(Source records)

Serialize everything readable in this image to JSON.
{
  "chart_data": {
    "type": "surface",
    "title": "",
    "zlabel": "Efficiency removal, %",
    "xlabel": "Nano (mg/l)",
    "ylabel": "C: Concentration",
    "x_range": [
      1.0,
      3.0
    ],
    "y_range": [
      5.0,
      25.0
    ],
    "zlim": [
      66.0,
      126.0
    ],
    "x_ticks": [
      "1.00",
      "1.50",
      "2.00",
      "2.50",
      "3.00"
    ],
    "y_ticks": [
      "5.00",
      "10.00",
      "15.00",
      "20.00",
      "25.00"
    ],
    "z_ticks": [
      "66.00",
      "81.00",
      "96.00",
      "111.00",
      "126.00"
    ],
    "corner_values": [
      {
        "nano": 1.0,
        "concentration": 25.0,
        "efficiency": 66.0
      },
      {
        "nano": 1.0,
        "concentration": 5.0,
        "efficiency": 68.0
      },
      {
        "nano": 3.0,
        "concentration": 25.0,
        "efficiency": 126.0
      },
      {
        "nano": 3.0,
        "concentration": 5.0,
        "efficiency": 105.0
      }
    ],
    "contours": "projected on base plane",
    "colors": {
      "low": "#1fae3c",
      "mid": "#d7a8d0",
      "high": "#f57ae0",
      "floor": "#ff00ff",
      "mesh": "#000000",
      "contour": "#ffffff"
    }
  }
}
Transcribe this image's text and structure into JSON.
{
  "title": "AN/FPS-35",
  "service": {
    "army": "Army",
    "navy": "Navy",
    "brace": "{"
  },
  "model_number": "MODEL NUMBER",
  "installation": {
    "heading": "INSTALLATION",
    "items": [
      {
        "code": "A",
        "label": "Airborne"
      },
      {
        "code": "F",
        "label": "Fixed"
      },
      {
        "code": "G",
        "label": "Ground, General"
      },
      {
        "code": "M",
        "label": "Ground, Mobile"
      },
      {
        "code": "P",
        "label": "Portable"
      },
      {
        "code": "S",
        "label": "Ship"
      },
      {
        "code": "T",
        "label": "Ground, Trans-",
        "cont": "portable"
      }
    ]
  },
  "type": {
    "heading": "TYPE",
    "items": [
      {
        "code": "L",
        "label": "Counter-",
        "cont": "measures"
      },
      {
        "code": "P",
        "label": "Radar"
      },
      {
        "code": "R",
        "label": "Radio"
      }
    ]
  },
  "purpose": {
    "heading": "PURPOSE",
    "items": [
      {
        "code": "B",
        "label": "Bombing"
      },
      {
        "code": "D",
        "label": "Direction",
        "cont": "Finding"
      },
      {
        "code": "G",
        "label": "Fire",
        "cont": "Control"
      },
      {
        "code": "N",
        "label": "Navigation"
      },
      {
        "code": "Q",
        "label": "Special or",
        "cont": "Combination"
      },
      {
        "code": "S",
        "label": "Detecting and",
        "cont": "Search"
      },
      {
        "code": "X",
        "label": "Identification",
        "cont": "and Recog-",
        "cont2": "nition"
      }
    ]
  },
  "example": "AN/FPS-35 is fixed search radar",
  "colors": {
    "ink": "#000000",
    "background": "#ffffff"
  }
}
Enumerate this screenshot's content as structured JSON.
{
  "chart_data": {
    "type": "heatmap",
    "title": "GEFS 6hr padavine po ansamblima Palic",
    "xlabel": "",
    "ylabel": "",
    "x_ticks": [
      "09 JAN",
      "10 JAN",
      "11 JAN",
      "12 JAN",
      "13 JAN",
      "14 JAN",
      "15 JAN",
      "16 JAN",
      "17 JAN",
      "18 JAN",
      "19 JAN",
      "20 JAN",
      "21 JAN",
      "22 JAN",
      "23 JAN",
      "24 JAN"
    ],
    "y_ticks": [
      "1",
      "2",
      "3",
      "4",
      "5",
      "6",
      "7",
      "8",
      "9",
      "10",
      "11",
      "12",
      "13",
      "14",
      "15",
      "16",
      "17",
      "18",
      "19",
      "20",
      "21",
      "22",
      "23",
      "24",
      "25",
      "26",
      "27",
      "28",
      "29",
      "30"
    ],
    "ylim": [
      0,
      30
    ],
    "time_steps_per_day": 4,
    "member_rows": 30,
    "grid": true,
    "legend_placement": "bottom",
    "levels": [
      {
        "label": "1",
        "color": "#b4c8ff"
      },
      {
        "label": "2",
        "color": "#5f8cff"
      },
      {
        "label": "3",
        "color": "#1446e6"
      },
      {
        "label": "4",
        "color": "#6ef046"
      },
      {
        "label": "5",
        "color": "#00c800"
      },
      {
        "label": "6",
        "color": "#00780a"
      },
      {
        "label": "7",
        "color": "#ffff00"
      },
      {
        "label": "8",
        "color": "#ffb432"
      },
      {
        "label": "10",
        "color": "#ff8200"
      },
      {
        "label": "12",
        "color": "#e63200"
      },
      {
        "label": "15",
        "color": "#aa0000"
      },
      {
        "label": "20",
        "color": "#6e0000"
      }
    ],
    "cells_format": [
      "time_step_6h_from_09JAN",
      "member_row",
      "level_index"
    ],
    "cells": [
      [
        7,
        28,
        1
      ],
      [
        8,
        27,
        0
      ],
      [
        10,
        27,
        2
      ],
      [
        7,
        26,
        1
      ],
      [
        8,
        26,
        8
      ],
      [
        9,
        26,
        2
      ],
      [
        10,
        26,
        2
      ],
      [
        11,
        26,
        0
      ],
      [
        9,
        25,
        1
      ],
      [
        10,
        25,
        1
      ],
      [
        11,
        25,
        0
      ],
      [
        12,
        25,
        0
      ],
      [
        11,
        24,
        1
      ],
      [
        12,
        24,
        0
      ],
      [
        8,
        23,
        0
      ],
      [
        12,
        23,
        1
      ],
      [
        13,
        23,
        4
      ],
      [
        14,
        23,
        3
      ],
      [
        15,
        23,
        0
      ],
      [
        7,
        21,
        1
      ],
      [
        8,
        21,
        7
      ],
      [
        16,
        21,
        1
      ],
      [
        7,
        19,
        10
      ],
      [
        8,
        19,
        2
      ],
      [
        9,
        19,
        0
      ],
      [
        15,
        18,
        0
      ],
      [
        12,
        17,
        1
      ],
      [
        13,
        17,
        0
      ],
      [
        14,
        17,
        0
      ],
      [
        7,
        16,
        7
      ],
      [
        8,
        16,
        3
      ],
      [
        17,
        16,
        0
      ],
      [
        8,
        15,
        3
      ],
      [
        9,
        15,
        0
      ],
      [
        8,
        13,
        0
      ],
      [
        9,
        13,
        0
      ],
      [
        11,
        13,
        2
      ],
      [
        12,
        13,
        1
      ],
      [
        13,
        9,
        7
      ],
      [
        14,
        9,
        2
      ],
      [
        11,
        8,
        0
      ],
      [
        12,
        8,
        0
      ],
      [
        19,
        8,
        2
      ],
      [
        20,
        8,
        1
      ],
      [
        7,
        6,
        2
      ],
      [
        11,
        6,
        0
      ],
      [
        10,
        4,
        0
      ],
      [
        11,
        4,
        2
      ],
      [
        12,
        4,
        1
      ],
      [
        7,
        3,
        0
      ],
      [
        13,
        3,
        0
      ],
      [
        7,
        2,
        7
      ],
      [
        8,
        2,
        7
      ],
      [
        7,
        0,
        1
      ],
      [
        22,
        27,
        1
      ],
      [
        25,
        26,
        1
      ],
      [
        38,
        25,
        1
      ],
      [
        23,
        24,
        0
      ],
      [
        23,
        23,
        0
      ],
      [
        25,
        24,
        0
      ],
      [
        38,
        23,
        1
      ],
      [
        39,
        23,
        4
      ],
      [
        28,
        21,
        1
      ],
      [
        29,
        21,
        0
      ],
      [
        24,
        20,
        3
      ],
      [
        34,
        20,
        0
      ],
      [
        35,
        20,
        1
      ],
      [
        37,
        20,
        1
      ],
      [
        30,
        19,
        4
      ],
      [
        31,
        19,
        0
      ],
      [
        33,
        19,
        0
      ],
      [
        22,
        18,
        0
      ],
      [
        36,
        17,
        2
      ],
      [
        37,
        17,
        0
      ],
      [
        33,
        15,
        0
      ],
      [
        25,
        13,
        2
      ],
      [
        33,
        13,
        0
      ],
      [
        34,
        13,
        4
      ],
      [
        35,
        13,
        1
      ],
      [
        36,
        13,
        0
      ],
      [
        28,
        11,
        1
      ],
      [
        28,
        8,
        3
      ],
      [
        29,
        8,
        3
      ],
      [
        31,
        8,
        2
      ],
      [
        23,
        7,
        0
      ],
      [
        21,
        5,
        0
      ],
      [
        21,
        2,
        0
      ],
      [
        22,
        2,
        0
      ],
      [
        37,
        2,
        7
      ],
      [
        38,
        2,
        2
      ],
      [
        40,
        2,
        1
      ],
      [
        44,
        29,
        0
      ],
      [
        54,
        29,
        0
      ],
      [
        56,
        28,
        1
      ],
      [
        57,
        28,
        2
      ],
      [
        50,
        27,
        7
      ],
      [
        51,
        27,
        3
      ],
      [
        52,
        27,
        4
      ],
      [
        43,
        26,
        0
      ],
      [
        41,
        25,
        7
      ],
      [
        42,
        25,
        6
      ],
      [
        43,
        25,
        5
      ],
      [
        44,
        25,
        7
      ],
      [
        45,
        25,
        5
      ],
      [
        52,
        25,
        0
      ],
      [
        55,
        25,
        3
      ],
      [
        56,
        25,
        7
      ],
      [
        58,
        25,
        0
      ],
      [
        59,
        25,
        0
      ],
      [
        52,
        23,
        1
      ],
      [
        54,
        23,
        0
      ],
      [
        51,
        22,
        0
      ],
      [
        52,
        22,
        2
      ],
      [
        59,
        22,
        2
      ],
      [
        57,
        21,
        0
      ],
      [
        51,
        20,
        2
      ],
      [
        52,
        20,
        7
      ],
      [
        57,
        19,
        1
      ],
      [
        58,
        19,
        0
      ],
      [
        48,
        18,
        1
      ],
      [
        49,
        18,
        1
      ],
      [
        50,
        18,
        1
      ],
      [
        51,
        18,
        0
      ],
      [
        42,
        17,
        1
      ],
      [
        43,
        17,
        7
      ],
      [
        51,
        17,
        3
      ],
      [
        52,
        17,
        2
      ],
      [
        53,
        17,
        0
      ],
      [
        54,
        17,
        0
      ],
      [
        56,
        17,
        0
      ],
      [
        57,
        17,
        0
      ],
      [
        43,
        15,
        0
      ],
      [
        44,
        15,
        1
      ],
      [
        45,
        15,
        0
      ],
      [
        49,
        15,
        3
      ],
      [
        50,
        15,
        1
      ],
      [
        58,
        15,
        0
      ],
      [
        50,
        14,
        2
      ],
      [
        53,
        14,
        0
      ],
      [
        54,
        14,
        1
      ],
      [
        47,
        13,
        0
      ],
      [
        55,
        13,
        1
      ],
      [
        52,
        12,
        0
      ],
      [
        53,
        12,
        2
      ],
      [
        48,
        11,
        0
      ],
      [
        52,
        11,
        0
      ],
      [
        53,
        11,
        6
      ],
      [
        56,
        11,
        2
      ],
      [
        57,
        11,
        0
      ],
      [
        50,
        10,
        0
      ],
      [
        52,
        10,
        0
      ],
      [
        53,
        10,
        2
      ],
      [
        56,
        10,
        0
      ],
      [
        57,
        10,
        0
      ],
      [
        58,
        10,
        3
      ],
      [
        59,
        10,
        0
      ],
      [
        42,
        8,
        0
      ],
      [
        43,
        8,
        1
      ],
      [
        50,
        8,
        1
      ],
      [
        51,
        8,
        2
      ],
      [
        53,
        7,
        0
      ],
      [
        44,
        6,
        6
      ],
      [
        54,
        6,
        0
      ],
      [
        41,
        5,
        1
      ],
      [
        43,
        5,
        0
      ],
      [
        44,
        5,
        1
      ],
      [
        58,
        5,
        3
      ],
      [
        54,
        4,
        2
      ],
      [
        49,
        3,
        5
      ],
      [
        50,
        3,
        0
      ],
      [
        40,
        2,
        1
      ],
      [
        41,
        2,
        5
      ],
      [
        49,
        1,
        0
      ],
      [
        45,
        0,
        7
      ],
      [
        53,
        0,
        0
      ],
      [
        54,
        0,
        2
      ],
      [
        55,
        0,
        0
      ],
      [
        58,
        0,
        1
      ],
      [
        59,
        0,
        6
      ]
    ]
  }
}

§ PROMPT: Read through the entries and copy each line in which "JSON" appears.

§ EXPECTED ANSWER:
Serialize everything readable in this image to JSON.
Transcribe this image's text and structure into JSON.
Enumerate this screenshot's content as structured JSON.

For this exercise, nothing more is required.